▶ [CHALLENGE] What lines of the data hold the string "this"? Pull each one out.
-------- DATA ROWS
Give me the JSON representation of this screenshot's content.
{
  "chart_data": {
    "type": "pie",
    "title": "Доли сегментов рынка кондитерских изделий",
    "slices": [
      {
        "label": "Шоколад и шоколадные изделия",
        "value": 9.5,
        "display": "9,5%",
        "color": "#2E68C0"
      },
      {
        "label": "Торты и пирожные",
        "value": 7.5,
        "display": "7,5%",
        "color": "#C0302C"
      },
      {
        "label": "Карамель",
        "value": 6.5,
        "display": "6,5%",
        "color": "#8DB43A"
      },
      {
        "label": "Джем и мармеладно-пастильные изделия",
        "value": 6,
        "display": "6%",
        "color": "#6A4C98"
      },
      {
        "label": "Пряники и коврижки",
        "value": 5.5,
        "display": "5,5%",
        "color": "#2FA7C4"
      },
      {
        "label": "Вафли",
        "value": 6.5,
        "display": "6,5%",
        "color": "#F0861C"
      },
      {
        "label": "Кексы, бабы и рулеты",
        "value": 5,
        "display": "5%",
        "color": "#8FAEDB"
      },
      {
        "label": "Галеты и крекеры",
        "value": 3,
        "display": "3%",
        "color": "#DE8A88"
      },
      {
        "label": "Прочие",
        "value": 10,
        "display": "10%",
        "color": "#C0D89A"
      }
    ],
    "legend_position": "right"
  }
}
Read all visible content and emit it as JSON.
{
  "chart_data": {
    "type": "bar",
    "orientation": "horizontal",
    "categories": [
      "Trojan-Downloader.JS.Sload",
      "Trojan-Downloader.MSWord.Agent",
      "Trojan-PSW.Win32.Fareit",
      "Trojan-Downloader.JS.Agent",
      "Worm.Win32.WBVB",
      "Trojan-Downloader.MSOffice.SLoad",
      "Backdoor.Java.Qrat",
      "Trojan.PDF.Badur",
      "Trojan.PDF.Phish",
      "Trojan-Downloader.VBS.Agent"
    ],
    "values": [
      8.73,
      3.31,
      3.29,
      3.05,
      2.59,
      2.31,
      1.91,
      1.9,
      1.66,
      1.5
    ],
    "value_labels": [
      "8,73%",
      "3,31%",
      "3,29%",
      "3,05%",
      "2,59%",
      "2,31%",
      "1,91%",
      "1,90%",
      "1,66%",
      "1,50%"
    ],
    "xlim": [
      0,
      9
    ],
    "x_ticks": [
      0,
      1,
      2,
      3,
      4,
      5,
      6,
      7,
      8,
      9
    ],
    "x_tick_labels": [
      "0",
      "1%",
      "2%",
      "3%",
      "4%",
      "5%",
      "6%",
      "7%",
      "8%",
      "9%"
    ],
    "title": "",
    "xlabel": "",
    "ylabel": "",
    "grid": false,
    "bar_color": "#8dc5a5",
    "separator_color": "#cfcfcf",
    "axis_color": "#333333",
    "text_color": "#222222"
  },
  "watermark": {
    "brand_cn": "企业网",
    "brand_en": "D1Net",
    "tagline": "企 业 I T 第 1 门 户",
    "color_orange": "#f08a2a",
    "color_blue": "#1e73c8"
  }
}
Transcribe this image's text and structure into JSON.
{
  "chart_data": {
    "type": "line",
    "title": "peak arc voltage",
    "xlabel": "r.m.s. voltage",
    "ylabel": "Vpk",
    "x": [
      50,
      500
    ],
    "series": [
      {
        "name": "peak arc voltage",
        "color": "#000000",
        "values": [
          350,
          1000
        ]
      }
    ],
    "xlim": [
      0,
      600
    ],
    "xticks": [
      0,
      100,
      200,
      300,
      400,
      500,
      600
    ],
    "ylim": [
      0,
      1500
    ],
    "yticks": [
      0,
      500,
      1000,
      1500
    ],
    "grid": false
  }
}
----------------
▶ [ANSWER]
Give me the JSON representation of this screenshot's content.
Transcribe this image's text and structure into JSON.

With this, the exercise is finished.